The ecosystem presents the possibility of multiplier effects that you see in the economy at large unless you are a Neoclassicist, but generally purchases drive other purchases in a virtuous circle that helps ensure the health of all in the ecosystem.
For another good but crude analogy think about baleen whales. Strange to contemplate whales in a piece on the CRM industry but consider this. Baleen whales are a whole class of very large animals that feed on some of the tiniest creatures in the sea, plankton. Baleen is a structure in the mouth that acts as a filter that the animal uses to remove the little critters from a mouthful of seawater. Since the whale depends on plankton, which might be at the bottom of many other food chains, you can infer a direct relationship between the health of the ecosystem at the lowest level by observing the largest predator.
At any rate, that’s my hypothesis and it brings me to the health of such companies as Salesforce.com and many others. But let’s just stay on Salesforce for this. Salesforce has an estimated 30,000 company customers, more than 1.1 million installs, 3,000 partners and thousands of products in the AppExchange. All are growing and in each case, because this is an ecosystem, each has found a way to make a living in Salesforce’s shadow.
The partners provide what Salesforce might not provide or might not wish to, or they provide specialized products and services that form stand-alone businesses. There are numerous examples. Zuora provides a subscription billing and payments system, a business Salesforce has stayed out of. Cloud9 provides an analytics driven sales forecasting solution that takes significant complexity and makes it simple for sales people. Marketo and others provide marketing automation that generates leads — the lifeblood of any enterprise. Xactly does sales compensation, another complex task that Salesforce has decided is not in its wheelhouse. The list is long and it grows whenever the core offering grows and opens up new niches.

#### Work task 1:
In the CRM ecosystem text, rewrite the paragraph beginning "The partners provide what Salesforce might not provide" as a short bulleted list that keeps its main facts.
#### Work task 2:
Answer these questions from the CRM ecosystem text:
(a) What do baleen whales feed on?
(b) About how many company customers does Salesforce have?
(c) What task does Xactly handle?
#### Work task 3:
For each statement, say whether it agrees with the CRM ecosystem text. Give yes or no and quote the words that decide it.
(a) Salesforce runs its own subscription billing and payments business.
(b) Salesforce has more than 1.1 million installs.
(c) Baleen works as a filter in the whale's mouth.

#### Recorded information:
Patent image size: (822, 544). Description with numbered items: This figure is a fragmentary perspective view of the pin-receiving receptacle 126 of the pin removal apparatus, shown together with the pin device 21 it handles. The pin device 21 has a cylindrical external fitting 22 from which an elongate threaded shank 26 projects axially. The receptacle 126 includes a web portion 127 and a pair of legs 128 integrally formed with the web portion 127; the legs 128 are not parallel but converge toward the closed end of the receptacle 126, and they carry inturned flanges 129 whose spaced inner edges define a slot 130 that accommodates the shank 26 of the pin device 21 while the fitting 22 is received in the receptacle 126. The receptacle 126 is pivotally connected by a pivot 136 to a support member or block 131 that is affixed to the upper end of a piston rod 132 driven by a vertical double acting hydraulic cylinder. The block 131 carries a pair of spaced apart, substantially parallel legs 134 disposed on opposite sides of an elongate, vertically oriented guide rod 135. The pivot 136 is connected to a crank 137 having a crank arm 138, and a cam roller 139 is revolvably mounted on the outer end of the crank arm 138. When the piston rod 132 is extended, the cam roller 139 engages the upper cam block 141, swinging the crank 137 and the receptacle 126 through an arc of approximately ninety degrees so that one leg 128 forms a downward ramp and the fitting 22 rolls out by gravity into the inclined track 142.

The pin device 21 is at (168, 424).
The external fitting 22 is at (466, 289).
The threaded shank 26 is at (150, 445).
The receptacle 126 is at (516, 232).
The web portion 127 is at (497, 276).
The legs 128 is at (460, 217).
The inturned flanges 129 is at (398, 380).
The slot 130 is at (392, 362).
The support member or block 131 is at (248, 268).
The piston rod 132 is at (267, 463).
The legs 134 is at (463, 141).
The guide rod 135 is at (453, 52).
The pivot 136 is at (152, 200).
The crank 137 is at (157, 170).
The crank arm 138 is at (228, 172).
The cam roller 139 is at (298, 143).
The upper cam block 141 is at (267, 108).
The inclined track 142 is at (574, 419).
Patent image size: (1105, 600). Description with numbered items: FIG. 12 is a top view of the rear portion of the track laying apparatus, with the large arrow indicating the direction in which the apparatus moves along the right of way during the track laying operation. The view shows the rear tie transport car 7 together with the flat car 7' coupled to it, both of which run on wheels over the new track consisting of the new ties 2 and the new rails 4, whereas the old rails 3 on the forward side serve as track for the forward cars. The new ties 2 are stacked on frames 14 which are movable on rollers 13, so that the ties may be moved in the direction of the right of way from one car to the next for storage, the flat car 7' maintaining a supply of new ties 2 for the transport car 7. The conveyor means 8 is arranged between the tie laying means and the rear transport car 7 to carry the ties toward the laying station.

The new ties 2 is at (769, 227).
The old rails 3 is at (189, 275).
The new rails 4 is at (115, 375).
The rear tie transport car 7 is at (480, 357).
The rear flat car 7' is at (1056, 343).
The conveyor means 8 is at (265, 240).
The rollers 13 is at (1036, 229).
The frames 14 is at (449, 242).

#### Problem solution 1:
- Partners supply what Salesforce might not provide or might not want to, or they offer specialized products and services that form stand-alone businesses.
- Zuora: a subscription billing and payments system, a business Salesforce has stayed out of.
- Cloud9: analytics-driven sales forecasting that makes a complex task simple for sales people.
- Marketo and others: marketing automation that generates leads.
- Xactly: sales compensation, a complex task Salesforce has decided is not in its wheelhouse.
- The list grows whenever the core offering grows and opens up new niches.

#### Problem solution 2:
(a) Plankton.
(b) An estimated 30,000.
(c) Sales compensation.

#### Problem solution 3:
(a) No: "Zuora provides a subscription billing and payments system, a business Salesforce has stayed out of."
(b) Yes: "more than 1.1 million installs"
(c) Yes: "Baleen is a structure in the mouth that acts as a filter"